Instructions for the task: Print all of the entries exactly, minus the pictures.

***

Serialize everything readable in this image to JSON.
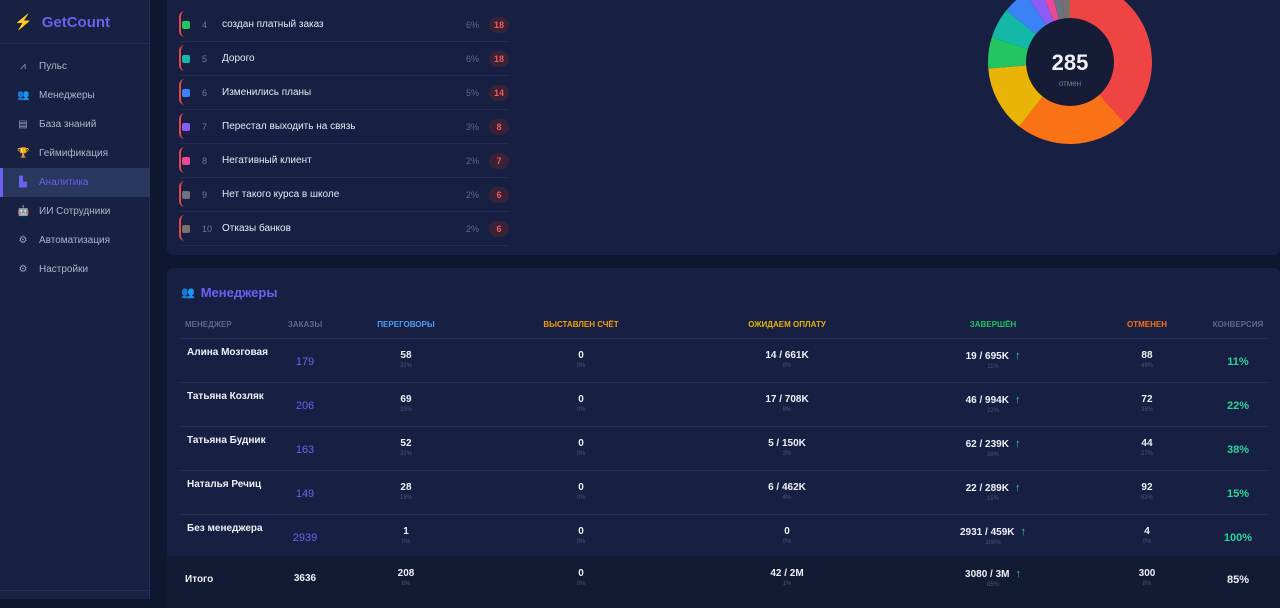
{
  "app": {
    "name": "GetCount",
    "logo_icon": "bolt-icon"
  },
  "sidebar": {
    "items": [
      {
        "label": "Пульс",
        "icon": "chart-line-icon",
        "glyph": "⩘"
      },
      {
        "label": "Менеджеры",
        "icon": "users-icon",
        "glyph": "👥"
      },
      {
        "label": "База знаний",
        "icon": "book-icon",
        "glyph": "▤"
      },
      {
        "label": "Геймификация",
        "icon": "trophy-icon",
        "glyph": "🏆"
      },
      {
        "label": "Аналитика",
        "icon": "analytics-icon",
        "glyph": "▙",
        "active": true
      },
      {
        "label": "ИИ Сотрудники",
        "icon": "robot-icon",
        "glyph": "🤖"
      },
      {
        "label": "Автоматизация",
        "icon": "cogs-icon",
        "glyph": "⚙"
      },
      {
        "label": "Настройки",
        "icon": "gear-icon",
        "glyph": "⚙"
      }
    ]
  },
  "reasons": {
    "items": [
      {
        "n": "4",
        "label": "создан платный заказ",
        "pct": "6%",
        "count": "18",
        "color": "#22c55e"
      },
      {
        "n": "5",
        "label": "Дорого",
        "pct": "6%",
        "count": "18",
        "color": "#14b8a6"
      },
      {
        "n": "6",
        "label": "Изменились планы",
        "pct": "5%",
        "count": "14",
        "color": "#3b82f6"
      },
      {
        "n": "7",
        "label": "Перестал выходить на связь",
        "pct": "3%",
        "count": "8",
        "color": "#8b5cf6"
      },
      {
        "n": "8",
        "label": "Негативный клиент",
        "pct": "2%",
        "count": "7",
        "color": "#ec4899"
      },
      {
        "n": "9",
        "label": "Нет такого курса в школе",
        "pct": "2%",
        "count": "6",
        "color": "#6b7280"
      },
      {
        "n": "10",
        "label": "Отказы банков",
        "pct": "2%",
        "count": "6",
        "color": "#78716c"
      }
    ]
  },
  "chart_data": {
    "type": "pie",
    "center_value": "285",
    "center_label": "отмен",
    "values": [
      38,
      22,
      13,
      6,
      6,
      5,
      3,
      2,
      2,
      2
    ],
    "colors": [
      "#ef4444",
      "#f97316",
      "#eab308",
      "#22c55e",
      "#14b8a6",
      "#3b82f6",
      "#8b5cf6",
      "#ec4899",
      "#6b7280",
      "#78716c"
    ]
  },
  "managers": {
    "title": "Менеджеры",
    "icon": "users-icon",
    "headers": [
      {
        "label": "МЕНЕДЖЕР",
        "color": "#5f6886"
      },
      {
        "label": "ЗАКАЗЫ",
        "color": "#5f6886"
      },
      {
        "label": "ПЕРЕГОВОРЫ",
        "color": "#4ea1f5"
      },
      {
        "label": "ВЫСТАВЛЕН СЧЁТ",
        "color": "#f59e0b"
      },
      {
        "label": "ОЖИДАЕМ ОПЛАТУ",
        "color": "#eab308"
      },
      {
        "label": "ЗАВЕРШЁН",
        "color": "#22c55e"
      },
      {
        "label": "ОТМЕНЕН",
        "color": "#f97316"
      },
      {
        "label": "КОНВЕРСИЯ",
        "color": "#5f6886"
      }
    ],
    "rows": [
      {
        "name": "Алина Мозговая",
        "orders": "179",
        "neg": "58",
        "neg_p": "32%",
        "inv": "0",
        "inv_p": "0%",
        "wait": "14 / 661K",
        "wait_p": "8%",
        "done": "19 / 695K",
        "done_p": "11%",
        "canc": "88",
        "canc_p": "49%",
        "conv": "11%"
      },
      {
        "name": "Татьяна Козляк",
        "orders": "206",
        "neg": "69",
        "neg_p": "33%",
        "inv": "0",
        "inv_p": "0%",
        "wait": "17 / 708K",
        "wait_p": "8%",
        "done": "46 / 994K",
        "done_p": "22%",
        "canc": "72",
        "canc_p": "35%",
        "conv": "22%"
      },
      {
        "name": "Татьяна Будник",
        "orders": "163",
        "neg": "52",
        "neg_p": "32%",
        "inv": "0",
        "inv_p": "0%",
        "wait": "5 / 150K",
        "wait_p": "3%",
        "done": "62 / 239K",
        "done_p": "38%",
        "canc": "44",
        "canc_p": "27%",
        "conv": "38%"
      },
      {
        "name": "Наталья Речиц",
        "orders": "149",
        "neg": "28",
        "neg_p": "19%",
        "inv": "0",
        "inv_p": "0%",
        "wait": "6 / 462K",
        "wait_p": "4%",
        "done": "22 / 289K",
        "done_p": "15%",
        "canc": "92",
        "canc_p": "62%",
        "conv": "15%"
      },
      {
        "name": "Без менеджера",
        "orders": "2939",
        "neg": "1",
        "neg_p": "0%",
        "inv": "0",
        "inv_p": "0%",
        "wait": "0",
        "wait_p": "0%",
        "done": "2931 / 459K",
        "done_p": "100%",
        "canc": "4",
        "canc_p": "0%",
        "conv": "100%"
      }
    ],
    "total": {
      "name": "Итого",
      "orders": "3636",
      "neg": "208",
      "neg_p": "6%",
      "inv": "0",
      "inv_p": "0%",
      "wait": "42 / 2M",
      "wait_p": "1%",
      "done": "3080 / 3M",
      "done_p": "85%",
      "canc": "300",
      "canc_p": "8%",
      "conv": "85%"
    }
  }
}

***

Answer to the problem:
Serialize everything readable in this image to JSON.
{
  "app": {
    "name": "GetCount",
    "logo_icon": "bolt-icon"
  },
  "sidebar": {
    "items": [
      {
        "label": "Пульс",
        "icon": "chart-line-icon",
        "glyph": "⩘"
      },
      {
        "label": "Менеджеры",
        "icon": "users-icon",
        "glyph": "👥"
      },
      {
        "label": "База знаний",
        "icon": "book-icon",
        "glyph": "▤"
      },
      {
        "label": "Геймификация",
        "icon": "trophy-icon",
        "glyph": "🏆"
      },
      {
        "label": "Аналитика",
        "icon": "analytics-icon",
        "glyph": "▙",
        "active": true
      },
      {
        "label": "ИИ Сотрудники",
        "icon": "robot-icon",
        "glyph": "🤖"
      },
      {
        "label": "Автоматизация",
        "icon": "cogs-icon",
        "glyph": "⚙"
      },
      {
        "label": "Настройки",
        "icon": "gear-icon",
        "glyph": "⚙"
      }
    ]
  },
  "reasons": {
    "items": [
      {
        "n": "4",
        "label": "создан платный заказ",
        "pct": "6%",
        "count": "18",
        "color": "#22c55e"
      },
      {
        "n": "5",
        "label": "Дорого",
        "pct": "6%",
        "count": "18",
        "color": "#14b8a6"
      },
      {
        "n": "6",
        "label": "Изменились планы",
        "pct": "5%",
        "count": "14",
        "color": "#3b82f6"
      },
      {
        "n": "7",
        "label": "Перестал выходить на связь",
        "pct": "3%",
        "count": "8",
        "color": "#8b5cf6"
      },
      {
        "n": "8",
        "label": "Негативный клиент",
        "pct": "2%",
        "count": "7",
        "color": "#ec4899"
      },
      {
        "n": "9",
        "label": "Нет такого курса в школе",
        "pct": "2%",
        "count": "6",
        "color": "#6b7280"
      },
      {
        "n": "10",
        "label": "Отказы банков",
        "pct": "2%",
        "count": "6",
        "color": "#78716c"
      }
    ]
  },
  "chart_data": {
    "type": "pie",
    "center_value": "285",
    "center_label": "отмен",
    "values": [
      38,
      22,
      13,
      6,
      6,
      5,
      3,
      2,
      2,
      2
    ],
    "colors": [
      "#ef4444",
      "#f97316",
      "#eab308",
      "#22c55e",
      "#14b8a6",
      "#3b82f6",
      "#8b5cf6",
      "#ec4899",
      "#6b7280",
      "#78716c"
    ]
  },
  "managers": {
    "title": "Менеджеры",
    "icon": "users-icon",
    "headers": [
      {
        "label": "МЕНЕДЖЕР",
        "color": "#5f6886"
      },
      {
        "label": "ЗАКАЗЫ",
        "color": "#5f6886"
      },
      {
        "label": "ПЕРЕГОВОРЫ",
        "color": "#4ea1f5"
      },
      {
        "label": "ВЫСТАВЛЕН СЧЁТ",
        "color": "#f59e0b"
      },
      {
        "label": "ОЖИДАЕМ ОПЛАТУ",
        "color": "#eab308"
      },
      {
        "label": "ЗАВЕРШЁН",
        "color": "#22c55e"
      },
      {
        "label": "ОТМЕНЕН",
        "color": "#f97316"
      },
      {
        "label": "КОНВЕРСИЯ",
        "color": "#5f6886"
      }
    ],
    "rows": [
      {
        "name": "Алина Мозговая",
        "orders": "179",
        "neg": "58",
        "neg_p": "32%",
        "inv": "0",
        "inv_p": "0%",
        "wait": "14 / 661K",
        "wait_p": "8%",
        "done": "19 / 695K",
        "done_p": "11%",
        "canc": "88",
        "canc_p": "49%",
        "conv": "11%"
      },
      {
        "name": "Татьяна Козляк",
        "orders": "206",
        "neg": "69",
        "neg_p": "33%",
        "inv": "0",
        "inv_p": "0%",
        "wait": "17 / 708K",
        "wait_p": "8%",
        "done": "46 / 994K",
        "done_p": "22%",
        "canc": "72",
        "canc_p": "35%",
        "conv": "22%"
      },
      {
        "name": "Татьяна Будник",
        "orders": "163",
        "neg": "52",
        "neg_p": "32%",
        "inv": "0",
        "inv_p": "0%",
        "wait": "5 / 150K",
        "wait_p": "3%",
        "done": "62 / 239K",
        "done_p": "38%",
        "canc": "44",
        "canc_p": "27%",
        "conv": "38%"
      },
      {
        "name": "Наталья Речиц",
        "orders": "149",
        "neg": "28",
        "neg_p": "19%",
        "inv": "0",
        "inv_p": "0%",
        "wait": "6 / 462K",
        "wait_p": "4%",
        "done": "22 / 289K",
        "done_p": "15%",
        "canc": "92",
        "canc_p": "62%",
        "conv": "15%"
      },
      {
        "name": "Без менеджера",
        "orders": "2939",
        "neg": "1",
        "neg_p": "0%",
        "inv": "0",
        "inv_p": "0%",
        "wait": "0",
        "wait_p": "0%",
        "done": "2931 / 459K",
        "done_p": "100%",
        "canc": "4",
        "canc_p": "0%",
        "conv": "100%"
      }
    ],
    "total": {
      "name": "Итого",
      "orders": "3636",
      "neg": "208",
      "neg_p": "6%",
      "inv": "0",
      "inv_p": "0%",
      "wait": "42 / 2M",
      "wait_p": "1%",
      "done": "3080 / 3M",
      "done_p": "85%",
      "canc": "300",
      "canc_p": "8%",
      "conv": "85%"
    }
  }
}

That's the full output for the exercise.